MATERIAL PROVIDED —

|---|

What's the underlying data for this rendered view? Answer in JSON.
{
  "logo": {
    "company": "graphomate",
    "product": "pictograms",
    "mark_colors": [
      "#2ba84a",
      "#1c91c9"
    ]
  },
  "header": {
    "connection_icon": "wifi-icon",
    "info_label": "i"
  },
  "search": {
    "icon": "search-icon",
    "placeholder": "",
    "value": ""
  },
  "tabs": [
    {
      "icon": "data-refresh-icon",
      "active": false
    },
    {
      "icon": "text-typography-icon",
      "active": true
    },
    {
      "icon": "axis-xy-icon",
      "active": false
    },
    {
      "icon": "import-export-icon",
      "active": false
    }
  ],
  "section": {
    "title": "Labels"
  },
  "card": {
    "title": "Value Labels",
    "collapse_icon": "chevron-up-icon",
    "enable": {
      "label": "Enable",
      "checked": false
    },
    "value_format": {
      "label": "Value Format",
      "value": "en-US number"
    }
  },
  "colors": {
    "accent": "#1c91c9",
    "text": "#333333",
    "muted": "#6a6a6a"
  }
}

|---|

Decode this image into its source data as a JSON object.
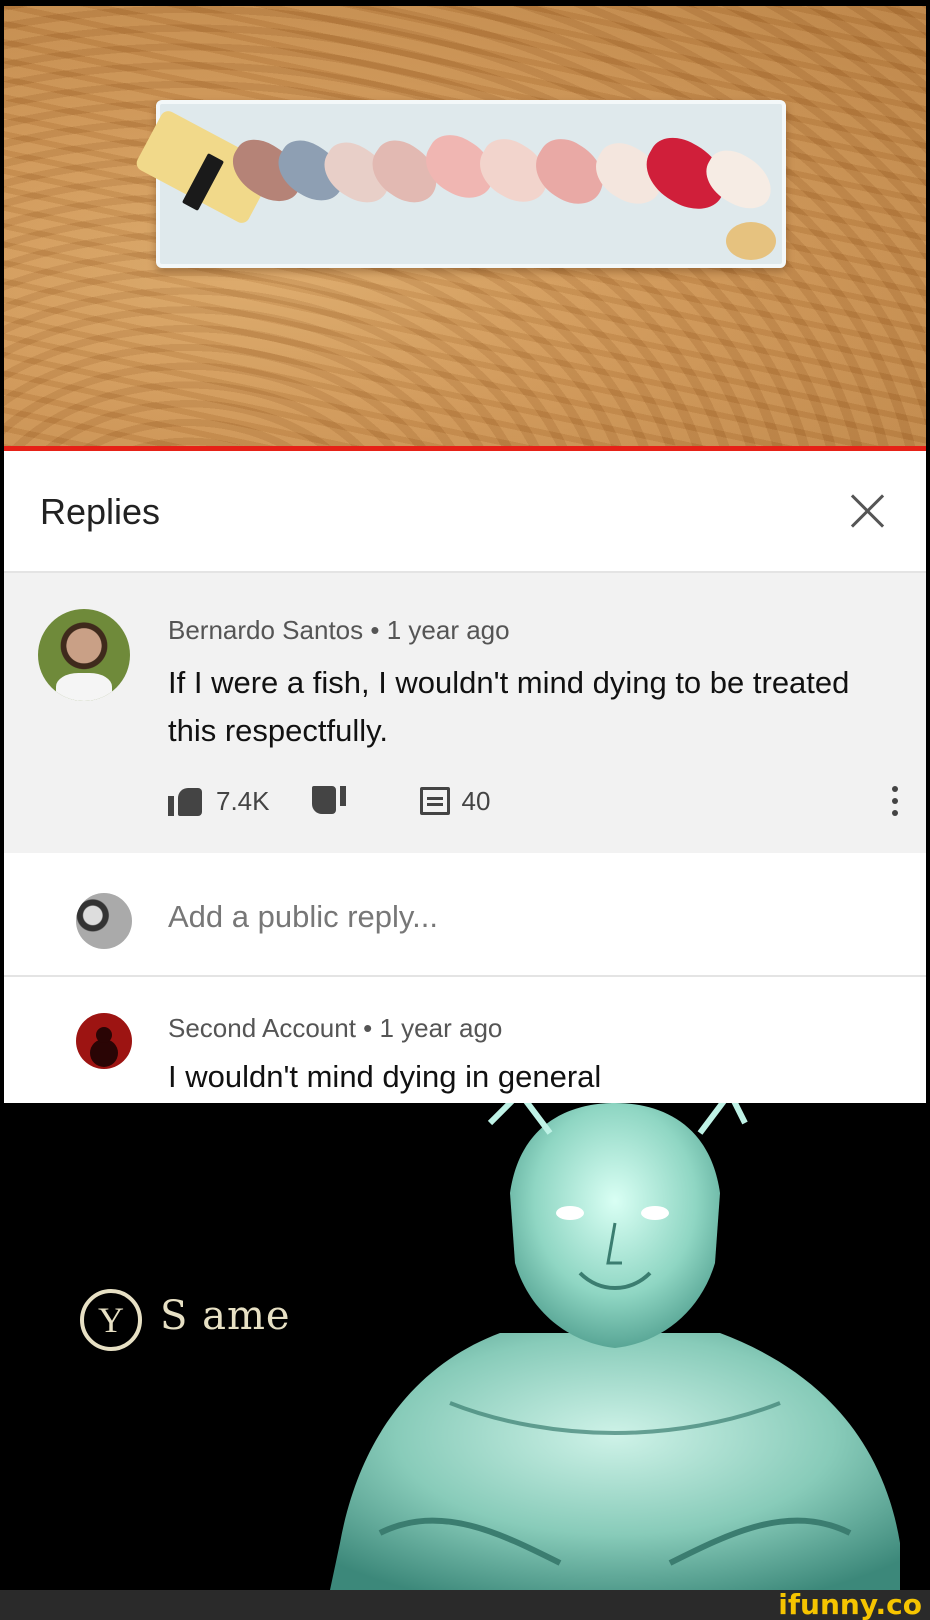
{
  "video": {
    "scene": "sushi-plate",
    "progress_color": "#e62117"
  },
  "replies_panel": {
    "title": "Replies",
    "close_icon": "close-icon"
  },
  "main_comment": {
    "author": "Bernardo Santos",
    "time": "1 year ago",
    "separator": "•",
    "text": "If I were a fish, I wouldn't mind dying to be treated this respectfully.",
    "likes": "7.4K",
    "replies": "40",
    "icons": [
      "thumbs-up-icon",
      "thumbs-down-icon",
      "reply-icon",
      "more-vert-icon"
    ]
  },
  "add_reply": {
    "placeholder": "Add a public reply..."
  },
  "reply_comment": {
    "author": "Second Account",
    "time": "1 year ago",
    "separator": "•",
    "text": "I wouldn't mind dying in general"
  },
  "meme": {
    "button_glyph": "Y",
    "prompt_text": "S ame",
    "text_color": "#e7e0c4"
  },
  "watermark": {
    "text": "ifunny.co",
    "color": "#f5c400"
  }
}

|---|

WHAT TO PRODUCE — Return a copy of every line that includes the word "placeholder".

SOLUTION BELOW —
    "placeholder": "",
    "placeholder": "Add a public reply..."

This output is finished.